--- Material ---

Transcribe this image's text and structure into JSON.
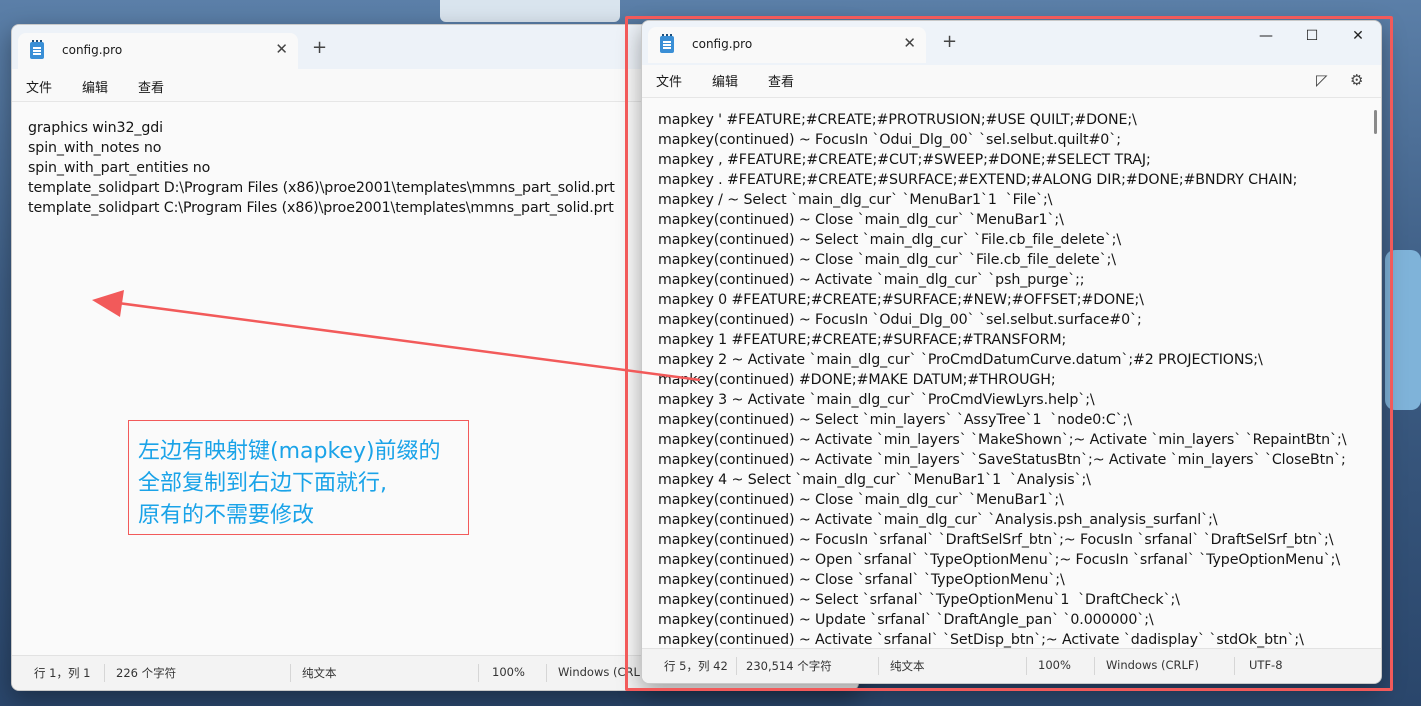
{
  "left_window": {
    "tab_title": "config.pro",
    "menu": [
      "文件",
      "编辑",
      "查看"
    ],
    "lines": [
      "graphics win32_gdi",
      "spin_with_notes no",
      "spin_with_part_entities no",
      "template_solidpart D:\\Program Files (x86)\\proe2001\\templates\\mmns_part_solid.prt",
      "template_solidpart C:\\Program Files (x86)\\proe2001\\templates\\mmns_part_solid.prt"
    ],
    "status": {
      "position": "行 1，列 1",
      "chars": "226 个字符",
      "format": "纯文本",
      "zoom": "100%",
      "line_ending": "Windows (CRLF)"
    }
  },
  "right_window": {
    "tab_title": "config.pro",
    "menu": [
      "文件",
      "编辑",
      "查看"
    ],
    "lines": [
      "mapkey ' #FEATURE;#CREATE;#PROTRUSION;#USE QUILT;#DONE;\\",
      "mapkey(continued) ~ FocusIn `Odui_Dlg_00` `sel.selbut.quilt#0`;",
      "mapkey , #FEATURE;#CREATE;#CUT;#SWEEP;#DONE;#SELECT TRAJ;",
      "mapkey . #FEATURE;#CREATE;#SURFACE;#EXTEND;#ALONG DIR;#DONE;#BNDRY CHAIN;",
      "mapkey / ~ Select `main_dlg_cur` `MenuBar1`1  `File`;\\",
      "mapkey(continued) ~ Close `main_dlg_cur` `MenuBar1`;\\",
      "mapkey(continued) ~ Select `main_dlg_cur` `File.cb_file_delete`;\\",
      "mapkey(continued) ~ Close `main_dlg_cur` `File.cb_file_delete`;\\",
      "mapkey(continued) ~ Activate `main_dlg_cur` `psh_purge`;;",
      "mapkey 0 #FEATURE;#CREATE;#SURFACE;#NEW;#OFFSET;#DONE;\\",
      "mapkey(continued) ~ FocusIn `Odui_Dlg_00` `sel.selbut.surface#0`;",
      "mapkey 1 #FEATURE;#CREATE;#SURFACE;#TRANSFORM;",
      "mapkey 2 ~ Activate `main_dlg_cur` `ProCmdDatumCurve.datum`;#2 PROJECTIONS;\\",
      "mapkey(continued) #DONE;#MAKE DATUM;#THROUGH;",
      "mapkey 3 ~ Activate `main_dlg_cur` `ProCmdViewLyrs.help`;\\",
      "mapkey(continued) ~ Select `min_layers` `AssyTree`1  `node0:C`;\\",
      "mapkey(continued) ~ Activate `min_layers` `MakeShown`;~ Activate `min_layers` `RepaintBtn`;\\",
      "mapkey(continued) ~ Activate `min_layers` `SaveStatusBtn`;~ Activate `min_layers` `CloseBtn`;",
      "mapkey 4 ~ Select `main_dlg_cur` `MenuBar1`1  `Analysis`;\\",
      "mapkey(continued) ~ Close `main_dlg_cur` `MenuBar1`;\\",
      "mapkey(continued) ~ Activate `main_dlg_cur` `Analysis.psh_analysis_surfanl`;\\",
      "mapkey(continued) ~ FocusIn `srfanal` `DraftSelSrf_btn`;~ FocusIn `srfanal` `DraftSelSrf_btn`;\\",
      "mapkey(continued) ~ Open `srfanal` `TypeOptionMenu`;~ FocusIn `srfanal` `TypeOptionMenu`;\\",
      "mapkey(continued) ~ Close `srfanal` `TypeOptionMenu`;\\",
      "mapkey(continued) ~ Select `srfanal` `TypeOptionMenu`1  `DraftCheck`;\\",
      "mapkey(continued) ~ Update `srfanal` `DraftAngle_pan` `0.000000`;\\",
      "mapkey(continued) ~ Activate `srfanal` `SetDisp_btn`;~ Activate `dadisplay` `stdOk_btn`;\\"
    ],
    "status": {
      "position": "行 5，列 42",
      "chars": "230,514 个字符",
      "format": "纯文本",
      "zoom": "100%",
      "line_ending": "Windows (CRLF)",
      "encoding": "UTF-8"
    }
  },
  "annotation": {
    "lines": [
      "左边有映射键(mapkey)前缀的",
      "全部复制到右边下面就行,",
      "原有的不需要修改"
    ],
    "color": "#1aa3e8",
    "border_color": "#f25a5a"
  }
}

---

Objective. Isolate the lines above that contain the word "Activate" and copy them.

Expected output.
      "mapkey(continued) ~ Activate `main_dlg_cur` `psh_purge`;;",
      "mapkey 2 ~ Activate `main_dlg_cur` `ProCmdDatumCurve.datum`;#2 PROJECTIONS;\\",
      "mapkey 3 ~ Activate `main_dlg_cur` `ProCmdViewLyrs.help`;\\",
      "mapkey(continued) ~ Activate `min_layers` `MakeShown`;~ Activate `min_layers` `RepaintBtn`;\\",
      "mapkey(continued) ~ Activate `min_layers` `SaveStatusBtn`;~ Activate `min_layers` `CloseBtn`;",
      "mapkey(continued) ~ Activate `main_dlg_cur` `Analysis.psh_analysis_surfanl`;\\",
      "mapkey(continued) ~ Activate `srfanal` `SetDisp_btn`;~ Activate `dadisplay` `stdOk_btn`;\\"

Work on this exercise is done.